Collected data:
## START

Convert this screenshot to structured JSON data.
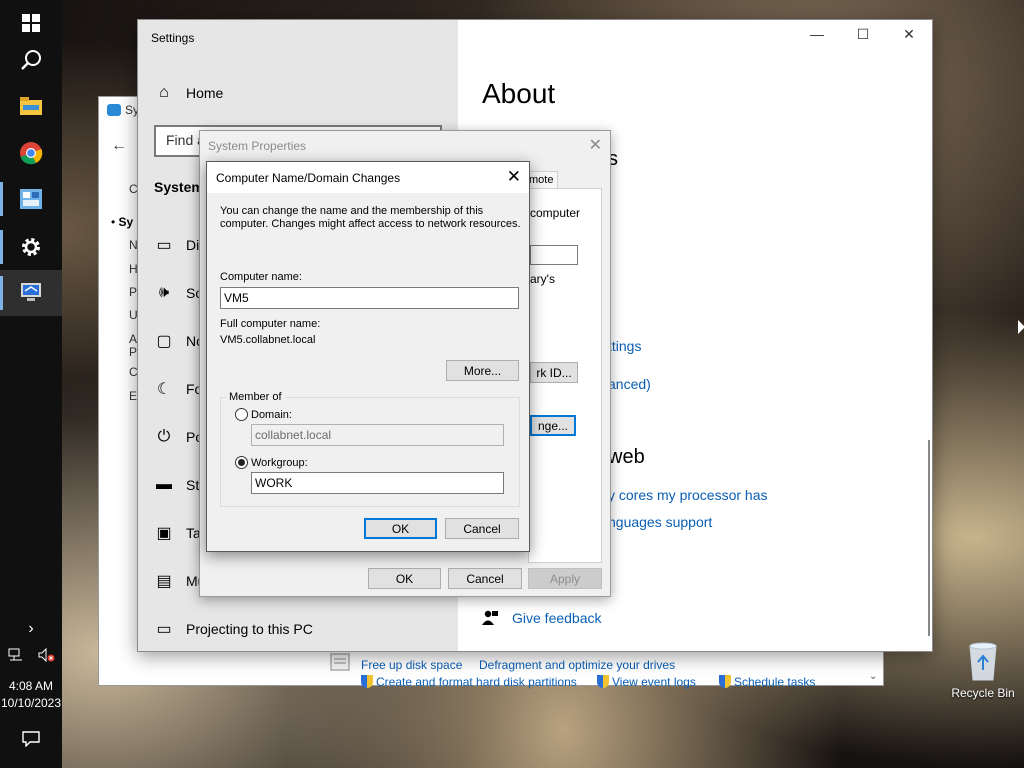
{
  "taskbar": {
    "time": "4:08 AM",
    "date": "10/10/2023"
  },
  "control_panel": {
    "title": "Sy",
    "links": {
      "free_disk": "Free up disk space",
      "defrag": "Defragment and optimize your drives",
      "partitions": "Create and format hard disk partitions",
      "event_logs": "View event logs",
      "schedule": "Schedule tasks"
    },
    "sidebar_fragments": [
      "C",
      "Sy",
      "N",
      "H",
      "Pr",
      "U",
      "A",
      "P",
      "C",
      "Ea"
    ]
  },
  "settings": {
    "title": "Settings",
    "nav": {
      "home": "Home",
      "search_placeholder": "Find a",
      "section": "System",
      "display": "Dis",
      "sound": "So",
      "notifications": "No",
      "focus": "Fo",
      "power": "Po",
      "storage": "Sto",
      "tablet": "Ta",
      "multitasking": "Mu",
      "projecting": "Projecting to this PC"
    },
    "about": {
      "title": "About",
      "heading_fragment": "s",
      "link1": "ttings",
      "link2": "anced)",
      "web_heading": "web",
      "web_link1": "y cores my processor has",
      "web_link2": "nguages support",
      "feedback": "Give feedback"
    }
  },
  "system_properties": {
    "title": "System Properties",
    "tab_fragment": "mote",
    "text1": "computer",
    "text2": "ary's",
    "network_id_btn": "rk ID...",
    "change_btn": "nge...",
    "ok": "OK",
    "cancel": "Cancel",
    "apply": "Apply"
  },
  "dialog": {
    "title": "Computer Name/Domain Changes",
    "desc_line1": "You can change the name and the membership of this",
    "desc_line2": "computer. Changes might affect access to network resources.",
    "computer_name_label": "Computer name:",
    "computer_name_value": "VM5",
    "full_name_label": "Full computer name:",
    "full_name_value": "VM5.collabnet.local",
    "more_btn": "More...",
    "member_of": "Member of",
    "domain_label": "Domain:",
    "domain_value": "collabnet.local",
    "workgroup_label": "Workgroup:",
    "workgroup_value": "WORK",
    "ok": "OK",
    "cancel": "Cancel"
  },
  "desktop": {
    "recycle_bin": "Recycle Bin"
  }
}
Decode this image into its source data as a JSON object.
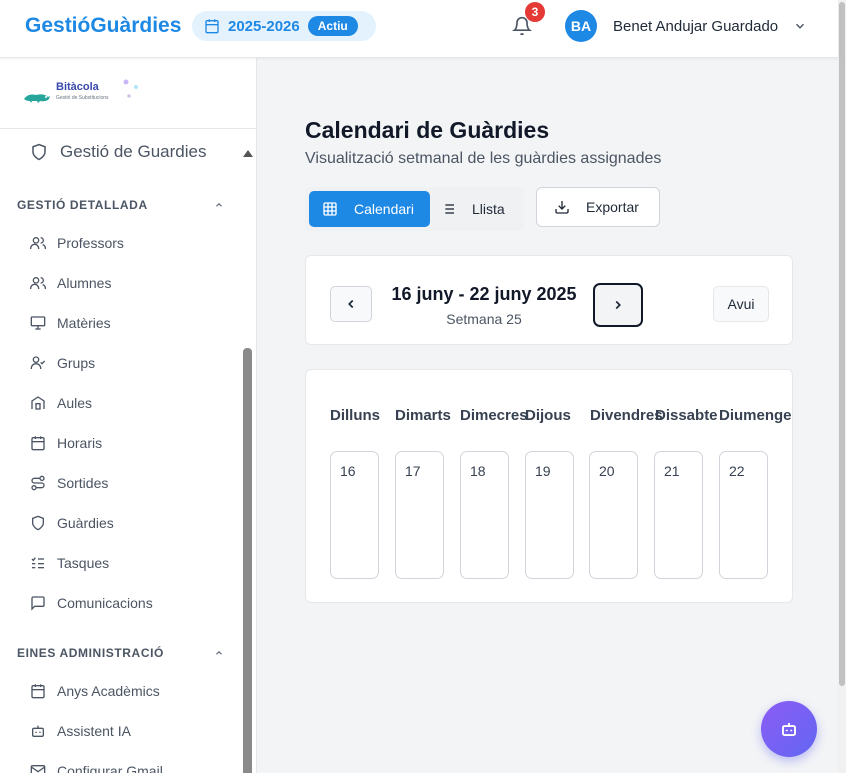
{
  "header": {
    "brand": "GestióGuàrdies",
    "academic_year": "2025-2026",
    "year_status": "Actiu",
    "notification_count": "3",
    "avatar_initials": "BA",
    "user_name": "Benet Andujar Guardado"
  },
  "sidebar": {
    "logo_title": "Bitàcola",
    "logo_subtitle": "Gestió de Substitucions",
    "top_item": "Gestió de Guardies",
    "sections": [
      {
        "title": "GESTIÓ DETALLADA",
        "items": [
          {
            "label": "Professors",
            "icon": "users-icon"
          },
          {
            "label": "Alumnes",
            "icon": "users-icon"
          },
          {
            "label": "Matèries",
            "icon": "presentation-icon"
          },
          {
            "label": "Grups",
            "icon": "user-check-icon"
          },
          {
            "label": "Aules",
            "icon": "building-icon"
          },
          {
            "label": "Horaris",
            "icon": "calendar-icon"
          },
          {
            "label": "Sortides",
            "icon": "route-icon"
          },
          {
            "label": "Guàrdies",
            "icon": "shield-icon"
          },
          {
            "label": "Tasques",
            "icon": "list-checks-icon"
          },
          {
            "label": "Comunicacions",
            "icon": "message-icon"
          }
        ]
      },
      {
        "title": "EINES ADMINISTRACIÓ",
        "items": [
          {
            "label": "Anys Acadèmics",
            "icon": "calendar-icon"
          },
          {
            "label": "Assistent IA",
            "icon": "bot-icon"
          },
          {
            "label": "Configurar Gmail",
            "icon": "mail-icon"
          }
        ]
      }
    ]
  },
  "main": {
    "title": "Calendari de Guàrdies",
    "subtitle": "Visualització setmanal de les guàrdies assignades",
    "view_calendar": "Calendari",
    "view_list": "Llista",
    "export": "Exportar",
    "week_range": "16 juny - 22 juny 2025",
    "week_number": "Setmana 25",
    "today": "Avui",
    "days": [
      {
        "name": "Dilluns",
        "date": "16"
      },
      {
        "name": "Dimarts",
        "date": "17"
      },
      {
        "name": "Dimecres",
        "date": "18"
      },
      {
        "name": "Dijous",
        "date": "19"
      },
      {
        "name": "Divendres",
        "date": "20"
      },
      {
        "name": "Dissabte",
        "date": "21"
      },
      {
        "name": "Diumenge",
        "date": "22"
      }
    ]
  },
  "colors": {
    "accent": "#1e88e5",
    "badge_red": "#e53935",
    "fab_gradient_start": "#8b5cf6",
    "fab_gradient_end": "#6366f1"
  }
}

## END

Copy every line above that holds the word "Calendari".

EXPECTED ANSWER –
    "title": "Calendari de Guàrdies",
    "view_calendar": "Calendari",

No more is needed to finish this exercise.